** START **

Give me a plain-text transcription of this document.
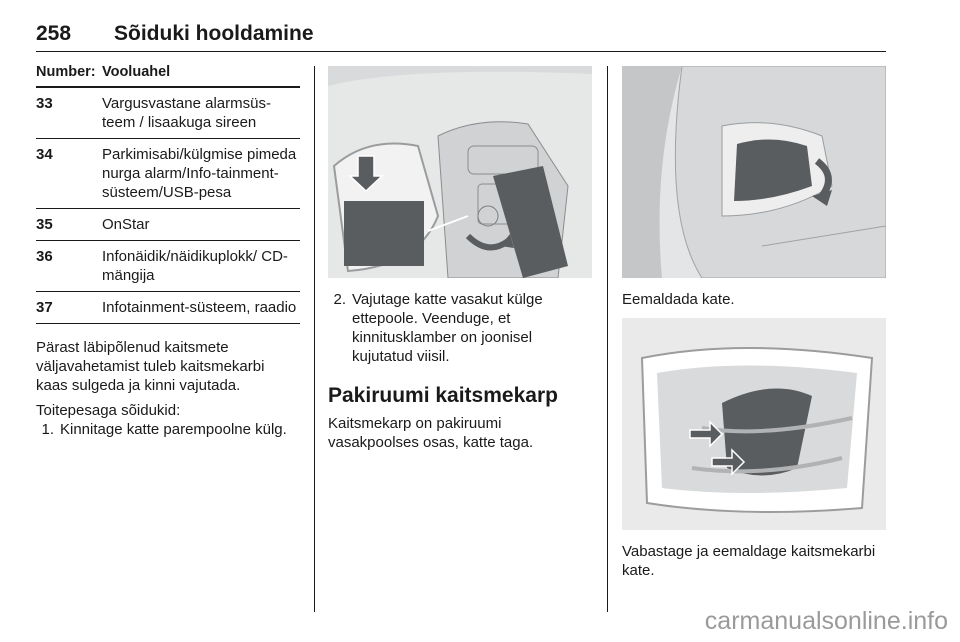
258 Sõiduki hooldamine
Number: Vooluahel
33	Vargusvastane alarmsüs-teem / lisaakuga sireen
34	Parkimisabi/külgmise pimeda nurga alarm/Info-tainment-süsteem/USB-pesa
35	OnStar
36	Infonäidik/näidikuplokk/ CD-mängija
37	Infotainment-süsteem, raadio

Pärast läbipõlenud kaitsmete väljavahetamist tuleb kaitsmekarbi kaas sulgeda ja kinni vajutada.

Toitepesaga sõidukid:

1. Kinnitage katte parempoolne külg.
2. Vajutage katte vasakut külge ettepoole. Veenduge, et kinnitusklamber on joonisel kujutatud viisil.
Pakiruumi kaitsmekarp

Kaitsmekarp on pakiruumi vasakpoolses osas, katte taga.

Eemaldada kate.

Vabastage ja eemaldage kaitsmekarbi kate.

carmanualsonline.info
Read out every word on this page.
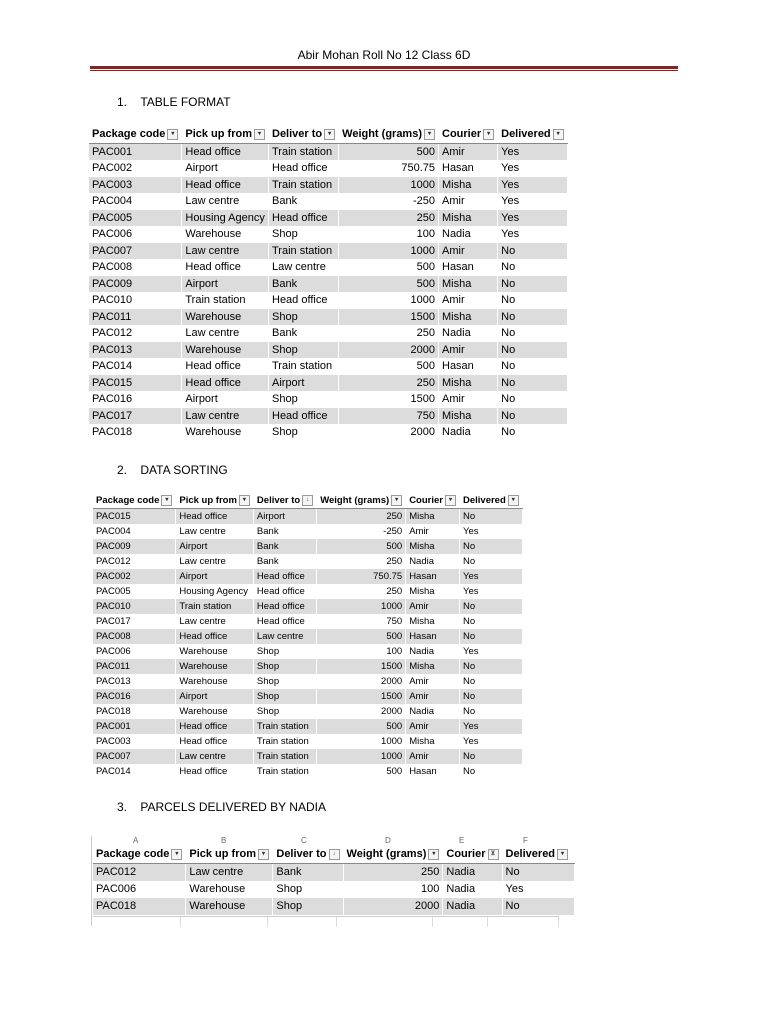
Abir Mohan Roll No 12 Class 6D
1. TABLE FORMAT
Package code ▾	Pick up from ▾	Deliver to ▾	Weight (grams) ▾	Courier ▾	Delivered ▾
PAC001	Head office	Train station	500	Amir	Yes
PAC002	Airport	Head office	750.75	Hasan	Yes
PAC003	Head office	Train station	1000	Misha	Yes
PAC004	Law centre	Bank	-250	Amir	Yes
PAC005	Housing Agency	Head office	250	Misha	Yes
PAC006	Warehouse	Shop	100	Nadia	Yes
PAC007	Law centre	Train station	1000	Amir	No
PAC008	Head office	Law centre	500	Hasan	No
PAC009	Airport	Bank	500	Misha	No
PAC010	Train station	Head office	1000	Amir	No
PAC011	Warehouse	Shop	1500	Misha	No
PAC012	Law centre	Bank	250	Nadia	No
PAC013	Warehouse	Shop	2000	Amir	No
PAC014	Head office	Train station	500	Hasan	No
PAC015	Head office	Airport	250	Misha	No
PAC016	Airport	Shop	1500	Amir	No
PAC017	Law centre	Head office	750	Misha	No
PAC018	Warehouse	Shop	2000	Nadia	No
2. DATA SORTING
Package code ▾	Pick up from ▾	Deliver to ↓	Weight (grams) ▾	Courier ▾	Delivered ▾
PAC015	Head office	Airport	250	Misha	No
PAC004	Law centre	Bank	-250	Amir	Yes
PAC009	Airport	Bank	500	Misha	No
PAC012	Law centre	Bank	250	Nadia	No
PAC002	Airport	Head office	750.75	Hasan	Yes
PAC005	Housing Agency	Head office	250	Misha	Yes
PAC010	Train station	Head office	1000	Amir	No
PAC017	Law centre	Head office	750	Misha	No
PAC008	Head office	Law centre	500	Hasan	No
PAC006	Warehouse	Shop	100	Nadia	Yes
PAC011	Warehouse	Shop	1500	Misha	No
PAC013	Warehouse	Shop	2000	Amir	No
PAC016	Airport	Shop	1500	Amir	No
PAC018	Warehouse	Shop	2000	Nadia	No
PAC001	Head office	Train station	500	Amir	Yes
PAC003	Head office	Train station	1000	Misha	Yes
PAC007	Law centre	Train station	1000	Amir	No
PAC014	Head office	Train station	500	Hasan	No
3. PARCELS DELIVERED BY NADIA
A	B	C	D	E	F
Package code ▾	Pick up from ▾	Deliver to ↓	Weight (grams) ▾	Courier ⊻	Delivered ▾
PAC012	Law centre	Bank	250	Nadia	No
PAC006	Warehouse	Shop	100	Nadia	Yes
PAC018	Warehouse	Shop	2000	Nadia	No
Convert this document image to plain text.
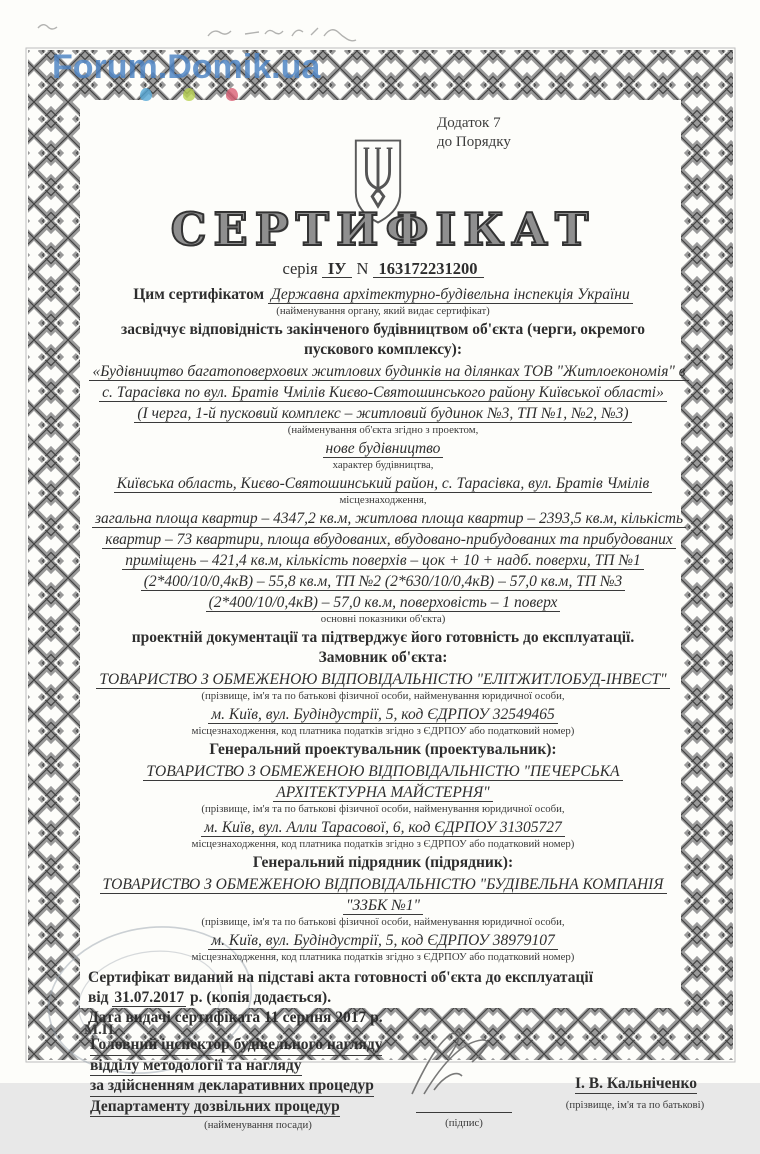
Forum.Domik.ua
Додаток 7
до Порядку
СЕРТИФІКАТ
серія ІУ N 163172231200
Цим сертифікатом Державна архітектурно-будівельна інспекція України
(найменування органу, який видає сертифікат)
засвідчує відповідність закінченого будівництвом об'єкта (черги, окремого
пускового комплексу):
«Будівництво багатоповерхових житлових будинків на ділянках ТОВ "Житлоекономія" в
с. Тарасівка по вул. Братів Чмілів Києво-Святошинського району Київської області»
(І черга, 1-й пусковий комплекс – житловий будинок №3, ТП №1, №2, №3)
(найменування об'єкта згідно з проектом,
нове будівництво
характер будівництва,
Київська область, Києво-Святошинський район, с. Тарасівка, вул. Братів Чмілів
місцезнаходження,
загальна площа квартир – 4347,2 кв.м, житлова площа квартир – 2393,5 кв.м, кількість
квартир – 73 квартири, площа вбудованих, вбудовано-прибудованих та прибудованих
приміщень – 421,4 кв.м, кількість поверхів – цок + 10 + надб. поверхи, ТП №1
(2*400/10/0,4кВ) – 55,8 кв.м, ТП №2 (2*630/10/0,4кВ) – 57,0 кв.м, ТП №3
(2*400/10/0,4кВ) – 57,0 кв.м, поверховість – 1 поверх
основні показники об'єкта)
проектній документації та підтверджує його готовність до експлуатації.
Замовник об'єкта:
ТОВАРИСТВО З ОБМЕЖЕНОЮ ВІДПОВІДАЛЬНІСТЮ "ЕЛІТЖИТЛОБУД-ІНВЕСТ"
(прізвище, ім'я та по батькові фізичної особи, найменування юридичної особи,
м. Київ, вул. Будіндустрії, 5, код ЄДРПОУ 32549465
місцезнаходження, код платника податків згідно з ЄДРПОУ або податковий номер)
Генеральний проектувальник (проектувальник):
ТОВАРИСТВО З ОБМЕЖЕНОЮ ВІДПОВІДАЛЬНІСТЮ "ПЕЧЕРСЬКА
АРХІТЕКТУРНА МАЙСТЕРНЯ"
(прізвище, ім'я та по батькові фізичної особи, найменування юридичної особи,
м. Київ, вул. Алли Тарасової, 6, код ЄДРПОУ 31305727
місцезнаходження, код платника податків згідно з ЄДРПОУ або податковий номер)
Генеральний підрядник (підрядник):
ТОВАРИСТВО З ОБМЕЖЕНОЮ ВІДПОВІДАЛЬНІСТЮ "БУДІВЕЛЬНА КОМПАНІЯ
"ЗЗБК №1"
(прізвище, ім'я та по батькові фізичної особи, найменування юридичної особи,
м. Київ, вул. Будіндустрії, 5, код ЄДРПОУ 38979107
місцезнаходження, код платника податків згідно з ЄДРПОУ або податковий номер)
Сертифікат виданий на підставі акта готовності об'єкта до експлуатації
від 31.07.2017 р. (копія додається).
Дата видачі сертифіката 11 серпня 2017 р.
Головний інспектор будівельного нагляду
відділу методології та нагляду
за здійсненням декларативних процедур
Департаменту дозвільних процедур
(найменування посади)	(підпис)
І. В. Кальніченко
(прізвище, ім'я та по батькові)
М.П.
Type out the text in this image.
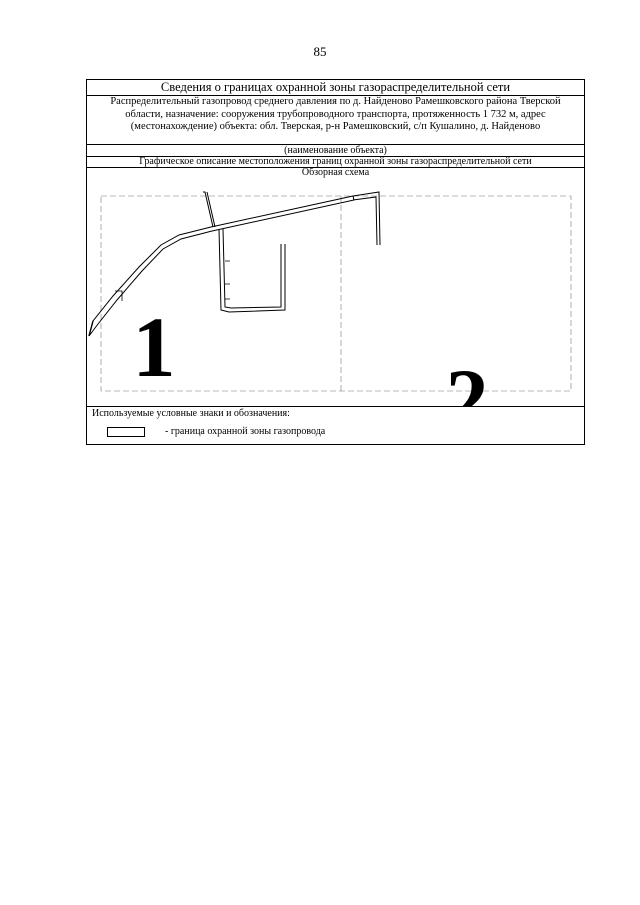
85
Сведения о границах охранной зоны газораспределительной сети
Распределительный газопровод среднего давления по д. Найденово Рамешковского района Тверской
области, назначение: сооружения трубопроводного транспорта, протяженность 1 732 м, адрес
(местонахождение) объекта: обл. Тверская, р-н Рамешковский, с/п Кушалино, д. Найденово
(наименование объекта)
Графическое описание местоположения границ охранной зоны газораспределительной сети
Обзорная схема
1
2
Используемые условные знаки и обозначения:
- граница охранной зоны газопровода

** END **

▸ **Given problem**: Omit the pictures and retype exactly the lines from the one with "Type out the text in this image." through the final line, both ends included.

▸ **The response**:
Type out the text in this image.
85
Сведения о границах охранной зоны газораспределительной сети
Распределительный газопровод среднего давления по д. Найденово Рамешковского района Тверской
области, назначение: сооружения трубопроводного транспорта, протяженность 1 732 м, адрес
(местонахождение) объекта: обл. Тверская, р-н Рамешковский, с/п Кушалино, д. Найденово
(наименование объекта)
Графическое описание местоположения границ охранной зоны газораспределительной сети
Обзорная схема
1
2
Используемые условные знаки и обозначения:
- граница охранной зоны газопровода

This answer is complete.